------ RECORDED DATA ------

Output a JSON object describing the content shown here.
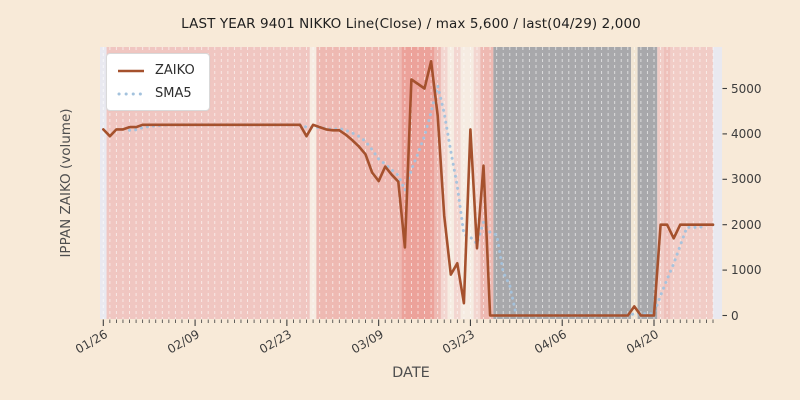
{
  "chart_data": {
    "type": "line",
    "title": "LAST YEAR 9401 NIKKO Line(Close) / max 5,600 / last(04/29) 2,000",
    "xlabel": "DATE",
    "ylabel": "IPPAN ZAIKO (volume)",
    "max_annotation": "max 5,600",
    "last_annotation": "last(04/29) 2,000",
    "x_unit": "day",
    "x_range": [
      "01/26",
      "04/29"
    ],
    "n_points": 94,
    "xticks": [
      "01/26",
      "02/09",
      "02/23",
      "03/09",
      "03/23",
      "04/06",
      "04/20"
    ],
    "xtick_days": [
      0,
      14,
      28,
      42,
      56,
      70,
      84
    ],
    "yticks": [
      0,
      1000,
      2000,
      3000,
      4000,
      5000
    ],
    "ylim": [
      -80,
      5915
    ],
    "grid": "vertical-daily-dashed",
    "legend_position": "upper-left",
    "series": [
      {
        "name": "ZAIKO",
        "style": "solid",
        "color": "#a5512d",
        "values": [
          4100,
          3950,
          4100,
          4100,
          4150,
          4150,
          4200,
          4200,
          4200,
          4200,
          4200,
          4200,
          4200,
          4200,
          4200,
          4200,
          4200,
          4200,
          4200,
          4200,
          4200,
          4200,
          4200,
          4200,
          4200,
          4200,
          4200,
          4200,
          4200,
          4200,
          4200,
          3950,
          4200,
          4150,
          4100,
          4080,
          4080,
          3980,
          3860,
          3720,
          3550,
          3150,
          2960,
          3280,
          3100,
          2950,
          1500,
          5200,
          5100,
          5000,
          5600,
          4400,
          2200,
          900,
          1150,
          270,
          4100,
          1480,
          3300,
          0,
          0,
          0,
          0,
          0,
          0,
          0,
          0,
          0,
          0,
          0,
          0,
          0,
          0,
          0,
          0,
          0,
          0,
          0,
          0,
          0,
          0,
          200,
          0,
          0,
          0,
          2000,
          2000,
          1700,
          2000,
          2000,
          2000,
          2000,
          2000,
          2000
        ]
      },
      {
        "name": "SMA5",
        "style": "dotted",
        "color": "#a3c2dd",
        "derived": "trailing 5-day moving average of ZAIKO",
        "values": [
          null,
          null,
          null,
          null,
          4080,
          4090,
          4140,
          4160,
          4180,
          4190,
          4200,
          4200,
          4200,
          4200,
          4200,
          4200,
          4200,
          4200,
          4200,
          4200,
          4200,
          4200,
          4200,
          4200,
          4200,
          4200,
          4200,
          4200,
          4200,
          4200,
          4200,
          4150,
          4150,
          4140,
          4120,
          4096,
          4122,
          4078,
          4020,
          3944,
          3838,
          3652,
          3448,
          3332,
          3208,
          3088,
          2758,
          3206,
          3570,
          3950,
          4480,
          5060,
          4460,
          3620,
          2850,
          1784,
          1724,
          1580,
          2060,
          1830,
          1776,
          956,
          660,
          0,
          0,
          0,
          0,
          0,
          0,
          0,
          0,
          0,
          0,
          0,
          0,
          0,
          0,
          0,
          0,
          0,
          0,
          40,
          40,
          40,
          40,
          440,
          800,
          1140,
          1540,
          1940,
          1940,
          1940,
          2000,
          2000
        ]
      }
    ],
    "band_palette": {
      "pink": "#f0c6c1",
      "pink2": "#eeb9b2",
      "pink3": "#f3d6d0",
      "ivory": "#f6ece2",
      "salmon": "#eca29a",
      "gray": "#a8a8ab",
      "cream": "#f1e5d3",
      "pinkR": "#f1ccc6",
      "pink2r": "#eec0ba"
    },
    "bands": [
      {
        "from": 1,
        "to": 31,
        "color": "pink"
      },
      {
        "from": 32,
        "to": 32,
        "color": "ivory"
      },
      {
        "from": 33,
        "to": 45,
        "color": "pink2"
      },
      {
        "from": 46,
        "to": 50,
        "color": "salmon"
      },
      {
        "from": 51,
        "to": 51,
        "color": "pink2"
      },
      {
        "from": 52,
        "to": 52,
        "color": "pink3"
      },
      {
        "from": 53,
        "to": 53,
        "color": "ivory"
      },
      {
        "from": 54,
        "to": 54,
        "color": "pink3"
      },
      {
        "from": 55,
        "to": 56,
        "color": "ivory"
      },
      {
        "from": 57,
        "to": 57,
        "color": "pink3"
      },
      {
        "from": 58,
        "to": 59,
        "color": "pink2"
      },
      {
        "from": 60,
        "to": 80,
        "color": "gray"
      },
      {
        "from": 81,
        "to": 81,
        "color": "cream"
      },
      {
        "from": 82,
        "to": 84,
        "color": "gray"
      },
      {
        "from": 85,
        "to": 85,
        "color": "pinkR"
      },
      {
        "from": 86,
        "to": 86,
        "color": "pink2r"
      },
      {
        "from": 87,
        "to": 93,
        "color": "pinkR"
      }
    ]
  },
  "layout_colors": {
    "figure_bg": "#f8ead8",
    "axes_bg": "#e9e9f0",
    "gridline": "rgba(255,255,255,0.6)",
    "tick_color": "#3d3d3d",
    "title_color": "#1f1f1f",
    "axis_label_color": "#4f4f4f",
    "legend_bg": "#ffffff",
    "legend_border": "#d9d9d9"
  }
}
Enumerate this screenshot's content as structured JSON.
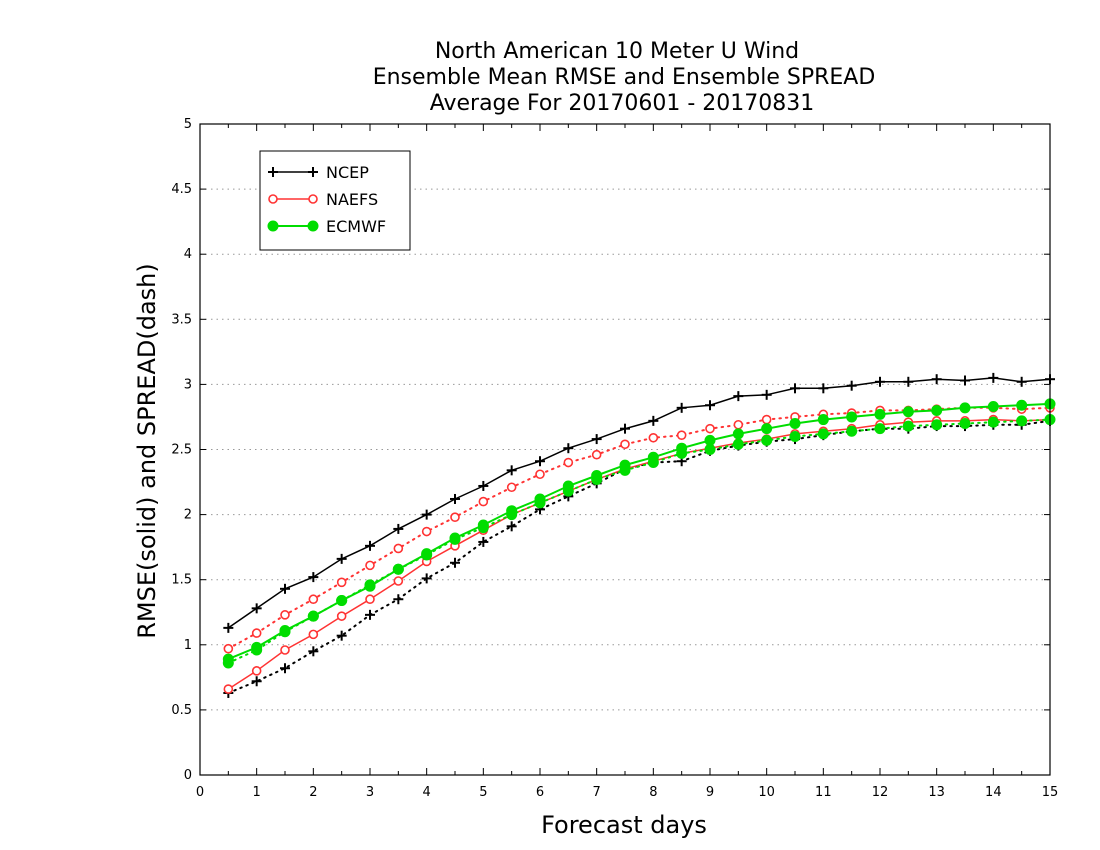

------

**WHAT IS REQUIRED:**
Transcribe the complete set of entries verbatim. No pictures belong in the copy.

**RESULT BELOW:**
Output a JSON object describing the content shown here.
{
  "chart_data": {
    "type": "line",
    "title": "LAST YEAR 9401 NIKKO Line(Close) / max 5,600 / last(04/29) 2,000",
    "xlabel": "DATE",
    "ylabel": "IPPAN ZAIKO (volume)",
    "max_annotation": "max 5,600",
    "last_annotation": "last(04/29) 2,000",
    "x_unit": "day",
    "x_range": [
      "01/26",
      "04/29"
    ],
    "n_points": 94,
    "xticks": [
      "01/26",
      "02/09",
      "02/23",
      "03/09",
      "03/23",
      "04/06",
      "04/20"
    ],
    "xtick_days": [
      0,
      14,
      28,
      42,
      56,
      70,
      84
    ],
    "yticks": [
      0,
      1000,
      2000,
      3000,
      4000,
      5000
    ],
    "ylim": [
      -80,
      5915
    ],
    "grid": "vertical-daily-dashed",
    "legend_position": "upper-left",
    "series": [
      {
        "name": "ZAIKO",
        "style": "solid",
        "color": "#a5512d",
        "values": [
          4100,
          3950,
          4100,
          4100,
          4150,
          4150,
          4200,
          4200,
          4200,
          4200,
          4200,
          4200,
          4200,
          4200,
          4200,
          4200,
          4200,
          4200,
          4200,
          4200,
          4200,
          4200,
          4200,
          4200,
          4200,
          4200,
          4200,
          4200,
          4200,
          4200,
          4200,
          3950,
          4200,
          4150,
          4100,
          4080,
          4080,
          3980,
          3860,
          3720,
          3550,
          3150,
          2960,
          3280,
          3100,
          2950,
          1500,
          5200,
          5100,
          5000,
          5600,
          4400,
          2200,
          900,
          1150,
          270,
          4100,
          1480,
          3300,
          0,
          0,
          0,
          0,
          0,
          0,
          0,
          0,
          0,
          0,
          0,
          0,
          0,
          0,
          0,
          0,
          0,
          0,
          0,
          0,
          0,
          0,
          200,
          0,
          0,
          0,
          2000,
          2000,
          1700,
          2000,
          2000,
          2000,
          2000,
          2000,
          2000
        ]
      },
      {
        "name": "SMA5",
        "style": "dotted",
        "color": "#a3c2dd",
        "derived": "trailing 5-day moving average of ZAIKO",
        "values": [
          null,
          null,
          null,
          null,
          4080,
          4090,
          4140,
          4160,
          4180,
          4190,
          4200,
          4200,
          4200,
          4200,
          4200,
          4200,
          4200,
          4200,
          4200,
          4200,
          4200,
          4200,
          4200,
          4200,
          4200,
          4200,
          4200,
          4200,
          4200,
          4200,
          4200,
          4150,
          4150,
          4140,
          4120,
          4096,
          4122,
          4078,
          4020,
          3944,
          3838,
          3652,
          3448,
          3332,
          3208,
          3088,
          2758,
          3206,
          3570,
          3950,
          4480,
          5060,
          4460,
          3620,
          2850,
          1784,
          1724,
          1580,
          2060,
          1830,
          1776,
          956,
          660,
          0,
          0,
          0,
          0,
          0,
          0,
          0,
          0,
          0,
          0,
          0,
          0,
          0,
          0,
          0,
          0,
          0,
          0,
          40,
          40,
          40,
          40,
          440,
          800,
          1140,
          1540,
          1940,
          1940,
          1940,
          2000,
          2000
        ]
      }
    ],
    "band_palette": {
      "pink": "#f0c6c1",
      "pink2": "#eeb9b2",
      "pink3": "#f3d6d0",
      "ivory": "#f6ece2",
      "salmon": "#eca29a",
      "gray": "#a8a8ab",
      "cream": "#f1e5d3",
      "pinkR": "#f1ccc6",
      "pink2r": "#eec0ba"
    },
    "bands": [
      {
        "from": 1,
        "to": 31,
        "color": "pink"
      },
      {
        "from": 32,
        "to": 32,
        "color": "ivory"
      },
      {
        "from": 33,
        "to": 45,
        "color": "pink2"
      },
      {
        "from": 46,
        "to": 50,
        "color": "salmon"
      },
      {
        "from": 51,
        "to": 51,
        "color": "pink2"
      },
      {
        "from": 52,
        "to": 52,
        "color": "pink3"
      },
      {
        "from": 53,
        "to": 53,
        "color": "ivory"
      },
      {
        "from": 54,
        "to": 54,
        "color": "pink3"
      },
      {
        "from": 55,
        "to": 56,
        "color": "ivory"
      },
      {
        "from": 57,
        "to": 57,
        "color": "pink3"
      },
      {
        "from": 58,
        "to": 59,
        "color": "pink2"
      },
      {
        "from": 60,
        "to": 80,
        "color": "gray"
      },
      {
        "from": 81,
        "to": 81,
        "color": "cream"
      },
      {
        "from": 82,
        "to": 84,
        "color": "gray"
      },
      {
        "from": 85,
        "to": 85,
        "color": "pinkR"
      },
      {
        "from": 86,
        "to": 86,
        "color": "pink2r"
      },
      {
        "from": 87,
        "to": 93,
        "color": "pinkR"
      }
    ]
  },
  "layout_colors": {
    "figure_bg": "#f8ead8",
    "axes_bg": "#e9e9f0",
    "gridline": "rgba(255,255,255,0.6)",
    "tick_color": "#3d3d3d",
    "title_color": "#1f1f1f",
    "axis_label_color": "#4f4f4f",
    "legend_bg": "#ffffff",
    "legend_border": "#d9d9d9"
  }
}
Enumerate this screenshot's content as structured JSON.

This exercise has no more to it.